In the material below, find all lines with the string "ritorna" and copy them.
————————
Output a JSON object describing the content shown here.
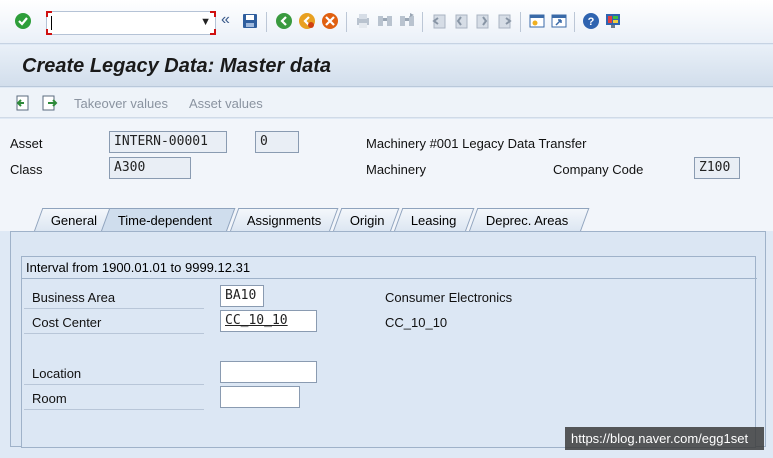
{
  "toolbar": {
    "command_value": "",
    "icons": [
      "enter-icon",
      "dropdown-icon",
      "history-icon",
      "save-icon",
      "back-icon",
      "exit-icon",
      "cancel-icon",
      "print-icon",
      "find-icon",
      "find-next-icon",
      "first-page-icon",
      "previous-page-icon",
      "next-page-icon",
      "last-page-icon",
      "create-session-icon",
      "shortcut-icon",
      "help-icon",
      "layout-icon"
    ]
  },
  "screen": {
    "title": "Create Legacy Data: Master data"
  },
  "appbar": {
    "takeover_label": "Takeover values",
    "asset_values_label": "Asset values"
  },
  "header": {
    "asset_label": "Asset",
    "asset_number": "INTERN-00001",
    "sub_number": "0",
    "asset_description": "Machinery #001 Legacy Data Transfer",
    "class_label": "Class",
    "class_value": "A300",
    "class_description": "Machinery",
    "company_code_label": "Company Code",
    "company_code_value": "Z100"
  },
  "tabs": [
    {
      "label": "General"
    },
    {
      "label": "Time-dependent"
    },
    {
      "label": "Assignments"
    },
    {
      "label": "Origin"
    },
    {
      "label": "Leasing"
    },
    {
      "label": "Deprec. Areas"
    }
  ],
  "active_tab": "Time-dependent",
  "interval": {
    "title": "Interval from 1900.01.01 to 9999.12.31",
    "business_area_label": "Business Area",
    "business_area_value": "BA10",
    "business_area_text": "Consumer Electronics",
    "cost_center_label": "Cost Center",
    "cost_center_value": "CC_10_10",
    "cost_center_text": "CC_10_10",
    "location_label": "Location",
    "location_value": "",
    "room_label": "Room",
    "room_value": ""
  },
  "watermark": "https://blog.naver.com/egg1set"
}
————————
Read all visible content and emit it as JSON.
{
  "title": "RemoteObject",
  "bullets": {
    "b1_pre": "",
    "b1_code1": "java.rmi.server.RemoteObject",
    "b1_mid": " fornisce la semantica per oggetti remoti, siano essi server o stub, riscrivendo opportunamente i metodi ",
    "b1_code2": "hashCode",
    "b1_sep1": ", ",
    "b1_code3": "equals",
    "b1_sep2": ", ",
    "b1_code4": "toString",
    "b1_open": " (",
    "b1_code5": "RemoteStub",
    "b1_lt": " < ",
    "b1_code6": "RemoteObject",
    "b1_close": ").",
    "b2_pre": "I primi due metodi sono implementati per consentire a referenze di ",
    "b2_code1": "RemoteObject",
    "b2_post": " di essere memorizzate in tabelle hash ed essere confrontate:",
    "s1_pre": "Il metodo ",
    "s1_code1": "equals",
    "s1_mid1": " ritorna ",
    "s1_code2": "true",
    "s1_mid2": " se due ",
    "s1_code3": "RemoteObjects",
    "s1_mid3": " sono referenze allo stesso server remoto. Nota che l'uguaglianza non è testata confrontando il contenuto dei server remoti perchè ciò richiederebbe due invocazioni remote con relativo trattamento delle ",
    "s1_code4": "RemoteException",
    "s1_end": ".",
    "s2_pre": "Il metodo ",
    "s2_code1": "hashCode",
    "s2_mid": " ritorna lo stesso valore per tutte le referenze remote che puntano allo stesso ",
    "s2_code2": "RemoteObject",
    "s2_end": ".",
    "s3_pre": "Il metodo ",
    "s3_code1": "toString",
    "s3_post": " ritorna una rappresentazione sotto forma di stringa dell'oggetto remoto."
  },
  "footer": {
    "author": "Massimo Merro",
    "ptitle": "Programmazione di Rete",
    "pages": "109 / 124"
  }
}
————————
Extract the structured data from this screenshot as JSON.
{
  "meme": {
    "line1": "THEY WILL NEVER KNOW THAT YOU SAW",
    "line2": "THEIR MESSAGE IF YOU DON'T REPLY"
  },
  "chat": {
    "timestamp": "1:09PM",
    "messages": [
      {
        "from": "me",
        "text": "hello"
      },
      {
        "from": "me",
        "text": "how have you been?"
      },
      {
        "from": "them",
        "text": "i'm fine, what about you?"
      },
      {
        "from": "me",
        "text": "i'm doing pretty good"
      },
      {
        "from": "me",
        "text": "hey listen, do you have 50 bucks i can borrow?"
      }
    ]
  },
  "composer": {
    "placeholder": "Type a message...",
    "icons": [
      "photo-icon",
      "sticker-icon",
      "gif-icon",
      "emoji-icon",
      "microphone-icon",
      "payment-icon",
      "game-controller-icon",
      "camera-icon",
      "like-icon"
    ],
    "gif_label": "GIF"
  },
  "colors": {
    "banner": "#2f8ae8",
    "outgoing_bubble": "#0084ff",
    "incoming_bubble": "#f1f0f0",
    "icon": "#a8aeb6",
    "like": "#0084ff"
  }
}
————————
**COMPLETED TASK**
    "s1_mid1": " ritorna ",
    "s2_mid": " ritorna lo stesso valore per tutte le referenze remote che puntano allo stesso ",
    "s3_post": " ritorna una rappresentazione sotto forma di stringa dell'oggetto remoto."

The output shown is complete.